* _GIVEN TASK_: Repeat all the material exactly; pictures stay out of your copy.

--- BEGIN DATASET EXTRACT ---

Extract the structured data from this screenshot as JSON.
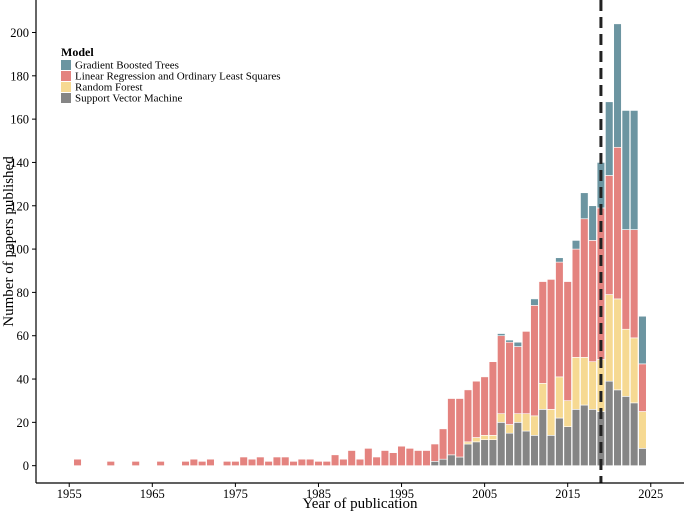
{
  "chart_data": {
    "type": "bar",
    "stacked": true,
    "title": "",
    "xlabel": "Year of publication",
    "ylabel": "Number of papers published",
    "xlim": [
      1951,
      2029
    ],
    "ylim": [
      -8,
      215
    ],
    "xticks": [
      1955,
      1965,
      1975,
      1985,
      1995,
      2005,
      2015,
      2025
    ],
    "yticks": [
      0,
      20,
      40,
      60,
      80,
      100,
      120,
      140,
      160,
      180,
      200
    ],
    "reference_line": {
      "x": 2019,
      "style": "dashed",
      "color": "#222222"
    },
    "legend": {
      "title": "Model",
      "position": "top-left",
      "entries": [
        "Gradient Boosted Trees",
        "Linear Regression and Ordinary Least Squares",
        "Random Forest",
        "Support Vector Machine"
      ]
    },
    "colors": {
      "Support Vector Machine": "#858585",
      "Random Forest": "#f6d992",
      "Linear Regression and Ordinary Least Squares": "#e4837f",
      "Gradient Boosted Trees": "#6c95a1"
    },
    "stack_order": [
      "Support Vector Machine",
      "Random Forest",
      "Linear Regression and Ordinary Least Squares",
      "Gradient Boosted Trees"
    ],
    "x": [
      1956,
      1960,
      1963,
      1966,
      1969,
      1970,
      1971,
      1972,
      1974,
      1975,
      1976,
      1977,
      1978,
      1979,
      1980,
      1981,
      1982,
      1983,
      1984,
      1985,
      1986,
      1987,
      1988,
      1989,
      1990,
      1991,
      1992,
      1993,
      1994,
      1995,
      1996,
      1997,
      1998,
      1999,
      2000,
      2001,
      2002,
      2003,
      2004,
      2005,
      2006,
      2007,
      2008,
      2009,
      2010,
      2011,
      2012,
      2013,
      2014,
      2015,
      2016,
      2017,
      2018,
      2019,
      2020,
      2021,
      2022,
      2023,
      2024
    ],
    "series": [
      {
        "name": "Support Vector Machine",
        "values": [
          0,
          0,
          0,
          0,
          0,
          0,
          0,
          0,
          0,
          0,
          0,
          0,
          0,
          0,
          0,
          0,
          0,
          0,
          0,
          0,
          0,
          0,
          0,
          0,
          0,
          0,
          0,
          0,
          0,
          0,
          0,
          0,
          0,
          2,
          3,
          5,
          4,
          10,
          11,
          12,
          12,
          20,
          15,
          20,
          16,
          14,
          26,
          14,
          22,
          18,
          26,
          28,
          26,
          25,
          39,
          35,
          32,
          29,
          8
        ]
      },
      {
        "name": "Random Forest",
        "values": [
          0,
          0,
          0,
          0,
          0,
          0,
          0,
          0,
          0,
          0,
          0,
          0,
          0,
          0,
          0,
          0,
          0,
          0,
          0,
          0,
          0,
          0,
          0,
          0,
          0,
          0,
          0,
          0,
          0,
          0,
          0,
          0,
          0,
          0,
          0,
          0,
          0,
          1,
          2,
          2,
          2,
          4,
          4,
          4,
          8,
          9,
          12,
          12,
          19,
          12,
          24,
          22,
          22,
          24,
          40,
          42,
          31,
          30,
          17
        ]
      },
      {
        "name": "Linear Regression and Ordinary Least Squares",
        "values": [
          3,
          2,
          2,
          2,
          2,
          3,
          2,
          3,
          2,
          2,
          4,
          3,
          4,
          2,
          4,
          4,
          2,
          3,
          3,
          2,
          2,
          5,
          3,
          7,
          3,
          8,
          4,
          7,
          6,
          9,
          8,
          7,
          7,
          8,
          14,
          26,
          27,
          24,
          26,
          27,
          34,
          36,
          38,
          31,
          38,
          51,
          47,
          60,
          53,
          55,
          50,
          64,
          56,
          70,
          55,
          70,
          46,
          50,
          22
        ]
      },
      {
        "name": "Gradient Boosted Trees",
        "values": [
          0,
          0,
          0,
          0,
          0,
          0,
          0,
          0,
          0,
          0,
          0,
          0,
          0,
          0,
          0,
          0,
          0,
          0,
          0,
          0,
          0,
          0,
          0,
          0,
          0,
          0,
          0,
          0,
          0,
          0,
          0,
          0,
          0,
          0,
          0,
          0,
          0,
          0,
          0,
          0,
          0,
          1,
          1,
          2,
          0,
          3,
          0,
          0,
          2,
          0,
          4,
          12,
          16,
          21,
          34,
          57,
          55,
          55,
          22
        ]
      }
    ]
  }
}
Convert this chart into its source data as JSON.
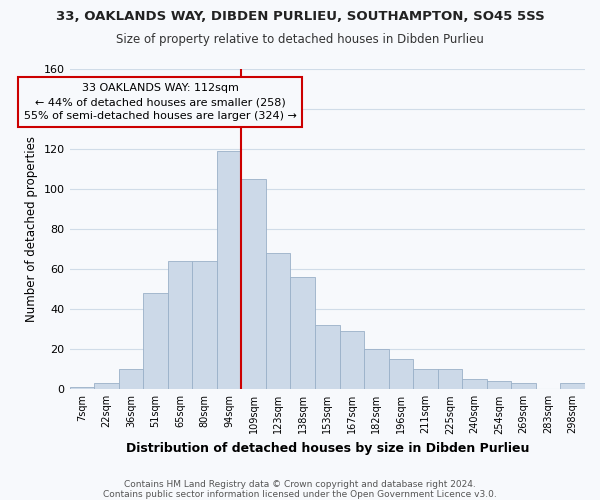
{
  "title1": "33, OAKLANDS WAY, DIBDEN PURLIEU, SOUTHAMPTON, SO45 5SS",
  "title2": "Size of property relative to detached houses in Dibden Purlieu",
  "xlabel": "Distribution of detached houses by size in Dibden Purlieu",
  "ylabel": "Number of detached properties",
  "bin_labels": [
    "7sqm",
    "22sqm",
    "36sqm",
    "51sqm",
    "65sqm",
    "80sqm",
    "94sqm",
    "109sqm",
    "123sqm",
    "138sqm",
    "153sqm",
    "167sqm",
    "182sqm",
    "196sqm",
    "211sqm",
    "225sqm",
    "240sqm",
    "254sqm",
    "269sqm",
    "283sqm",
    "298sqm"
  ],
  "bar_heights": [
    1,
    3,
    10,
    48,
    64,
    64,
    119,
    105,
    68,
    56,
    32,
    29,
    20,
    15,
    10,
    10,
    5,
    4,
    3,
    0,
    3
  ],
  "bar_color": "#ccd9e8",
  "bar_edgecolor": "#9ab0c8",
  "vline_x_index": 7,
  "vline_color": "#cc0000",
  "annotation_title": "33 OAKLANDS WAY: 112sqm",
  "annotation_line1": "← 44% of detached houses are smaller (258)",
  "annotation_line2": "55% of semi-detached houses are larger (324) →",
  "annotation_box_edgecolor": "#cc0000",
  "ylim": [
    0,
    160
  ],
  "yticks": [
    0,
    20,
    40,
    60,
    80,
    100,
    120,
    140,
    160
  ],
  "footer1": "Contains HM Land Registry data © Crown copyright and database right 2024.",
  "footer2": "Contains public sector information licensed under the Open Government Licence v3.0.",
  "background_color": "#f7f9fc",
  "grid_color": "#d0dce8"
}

--- END DATASET EXTRACT ---

* _TASK SOLUTION_:
Extract the structured data from this screenshot as JSON.
{
  "chart_data": {
    "type": "bar",
    "stacked": true,
    "title": "",
    "xlabel": "Year of publication",
    "ylabel": "Number of papers published",
    "xlim": [
      1951,
      2029
    ],
    "ylim": [
      -8,
      215
    ],
    "xticks": [
      1955,
      1965,
      1975,
      1985,
      1995,
      2005,
      2015,
      2025
    ],
    "yticks": [
      0,
      20,
      40,
      60,
      80,
      100,
      120,
      140,
      160,
      180,
      200
    ],
    "reference_line": {
      "x": 2019,
      "style": "dashed",
      "color": "#222222"
    },
    "legend": {
      "title": "Model",
      "position": "top-left",
      "entries": [
        "Gradient Boosted Trees",
        "Linear Regression and Ordinary Least Squares",
        "Random Forest",
        "Support Vector Machine"
      ]
    },
    "colors": {
      "Support Vector Machine": "#858585",
      "Random Forest": "#f6d992",
      "Linear Regression and Ordinary Least Squares": "#e4837f",
      "Gradient Boosted Trees": "#6c95a1"
    },
    "stack_order": [
      "Support Vector Machine",
      "Random Forest",
      "Linear Regression and Ordinary Least Squares",
      "Gradient Boosted Trees"
    ],
    "x": [
      1956,
      1960,
      1963,
      1966,
      1969,
      1970,
      1971,
      1972,
      1974,
      1975,
      1976,
      1977,
      1978,
      1979,
      1980,
      1981,
      1982,
      1983,
      1984,
      1985,
      1986,
      1987,
      1988,
      1989,
      1990,
      1991,
      1992,
      1993,
      1994,
      1995,
      1996,
      1997,
      1998,
      1999,
      2000,
      2001,
      2002,
      2003,
      2004,
      2005,
      2006,
      2007,
      2008,
      2009,
      2010,
      2011,
      2012,
      2013,
      2014,
      2015,
      2016,
      2017,
      2018,
      2019,
      2020,
      2021,
      2022,
      2023,
      2024
    ],
    "series": [
      {
        "name": "Support Vector Machine",
        "values": [
          0,
          0,
          0,
          0,
          0,
          0,
          0,
          0,
          0,
          0,
          0,
          0,
          0,
          0,
          0,
          0,
          0,
          0,
          0,
          0,
          0,
          0,
          0,
          0,
          0,
          0,
          0,
          0,
          0,
          0,
          0,
          0,
          0,
          2,
          3,
          5,
          4,
          10,
          11,
          12,
          12,
          20,
          15,
          20,
          16,
          14,
          26,
          14,
          22,
          18,
          26,
          28,
          26,
          25,
          39,
          35,
          32,
          29,
          8
        ]
      },
      {
        "name": "Random Forest",
        "values": [
          0,
          0,
          0,
          0,
          0,
          0,
          0,
          0,
          0,
          0,
          0,
          0,
          0,
          0,
          0,
          0,
          0,
          0,
          0,
          0,
          0,
          0,
          0,
          0,
          0,
          0,
          0,
          0,
          0,
          0,
          0,
          0,
          0,
          0,
          0,
          0,
          0,
          1,
          2,
          2,
          2,
          4,
          4,
          4,
          8,
          9,
          12,
          12,
          19,
          12,
          24,
          22,
          22,
          24,
          40,
          42,
          31,
          30,
          17
        ]
      },
      {
        "name": "Linear Regression and Ordinary Least Squares",
        "values": [
          3,
          2,
          2,
          2,
          2,
          3,
          2,
          3,
          2,
          2,
          4,
          3,
          4,
          2,
          4,
          4,
          2,
          3,
          3,
          2,
          2,
          5,
          3,
          7,
          3,
          8,
          4,
          7,
          6,
          9,
          8,
          7,
          7,
          8,
          14,
          26,
          27,
          24,
          26,
          27,
          34,
          36,
          38,
          31,
          38,
          51,
          47,
          60,
          53,
          55,
          50,
          64,
          56,
          70,
          55,
          70,
          46,
          50,
          22
        ]
      },
      {
        "name": "Gradient Boosted Trees",
        "values": [
          0,
          0,
          0,
          0,
          0,
          0,
          0,
          0,
          0,
          0,
          0,
          0,
          0,
          0,
          0,
          0,
          0,
          0,
          0,
          0,
          0,
          0,
          0,
          0,
          0,
          0,
          0,
          0,
          0,
          0,
          0,
          0,
          0,
          0,
          0,
          0,
          0,
          0,
          0,
          0,
          0,
          1,
          1,
          2,
          0,
          3,
          0,
          0,
          2,
          0,
          4,
          12,
          16,
          21,
          34,
          57,
          55,
          55,
          22
        ]
      }
    ]
  }
}
Convert this chart into its source data as JSON.
{
  "title1": "33, OAKLANDS WAY, DIBDEN PURLIEU, SOUTHAMPTON, SO45 5SS",
  "title2": "Size of property relative to detached houses in Dibden Purlieu",
  "xlabel": "Distribution of detached houses by size in Dibden Purlieu",
  "ylabel": "Number of detached properties",
  "bin_labels": [
    "7sqm",
    "22sqm",
    "36sqm",
    "51sqm",
    "65sqm",
    "80sqm",
    "94sqm",
    "109sqm",
    "123sqm",
    "138sqm",
    "153sqm",
    "167sqm",
    "182sqm",
    "196sqm",
    "211sqm",
    "225sqm",
    "240sqm",
    "254sqm",
    "269sqm",
    "283sqm",
    "298sqm"
  ],
  "bar_heights": [
    1,
    3,
    10,
    48,
    64,
    64,
    119,
    105,
    68,
    56,
    32,
    29,
    20,
    15,
    10,
    10,
    5,
    4,
    3,
    0,
    3
  ],
  "bar_color": "#ccd9e8",
  "bar_edgecolor": "#9ab0c8",
  "vline_x_index": 7,
  "vline_color": "#cc0000",
  "annotation_title": "33 OAKLANDS WAY: 112sqm",
  "annotation_line1": "← 44% of detached houses are smaller (258)",
  "annotation_line2": "55% of semi-detached houses are larger (324) →",
  "annotation_box_edgecolor": "#cc0000",
  "ylim": [
    0,
    160
  ],
  "yticks": [
    0,
    20,
    40,
    60,
    80,
    100,
    120,
    140,
    160
  ],
  "footer1": "Contains HM Land Registry data © Crown copyright and database right 2024.",
  "footer2": "Contains public sector information licensed under the Open Government Licence v3.0.",
  "background_color": "#f7f9fc",
  "grid_color": "#d0dce8"
}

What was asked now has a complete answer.